STATED PROBLEM -> Find every line in the records below that holds the word "color", and copy it out.
___ LISTED ENTRIES ___
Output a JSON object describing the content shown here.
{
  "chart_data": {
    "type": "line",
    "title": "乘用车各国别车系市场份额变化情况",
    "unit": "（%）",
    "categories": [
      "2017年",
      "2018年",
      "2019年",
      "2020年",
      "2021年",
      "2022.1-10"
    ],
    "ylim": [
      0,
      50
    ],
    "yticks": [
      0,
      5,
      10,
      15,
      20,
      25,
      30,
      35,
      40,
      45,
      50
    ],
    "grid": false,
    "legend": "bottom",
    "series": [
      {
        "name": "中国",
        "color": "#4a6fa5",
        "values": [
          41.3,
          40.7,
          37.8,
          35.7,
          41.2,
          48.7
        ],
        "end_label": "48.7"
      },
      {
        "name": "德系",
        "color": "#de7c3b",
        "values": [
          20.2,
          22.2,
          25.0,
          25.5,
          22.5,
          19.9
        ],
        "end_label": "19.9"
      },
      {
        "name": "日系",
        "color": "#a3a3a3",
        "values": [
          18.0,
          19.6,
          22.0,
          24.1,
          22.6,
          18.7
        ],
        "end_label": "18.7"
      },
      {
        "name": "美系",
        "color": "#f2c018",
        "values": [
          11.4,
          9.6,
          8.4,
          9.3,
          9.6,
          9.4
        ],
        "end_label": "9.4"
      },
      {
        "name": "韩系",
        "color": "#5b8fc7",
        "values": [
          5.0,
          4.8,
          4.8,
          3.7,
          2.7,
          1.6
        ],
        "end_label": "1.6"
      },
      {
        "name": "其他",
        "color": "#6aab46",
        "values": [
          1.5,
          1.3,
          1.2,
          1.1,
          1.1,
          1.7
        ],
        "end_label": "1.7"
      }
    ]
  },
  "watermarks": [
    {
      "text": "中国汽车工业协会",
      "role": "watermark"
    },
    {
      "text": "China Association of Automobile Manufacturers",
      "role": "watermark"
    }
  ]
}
___
TASK ANSWER ->
        "color": "#4a6fa5",
        "color": "#de7c3b",
        "color": "#a3a3a3",
        "color": "#f2c018",
        "color": "#5b8fc7",
        "color": "#6aab46",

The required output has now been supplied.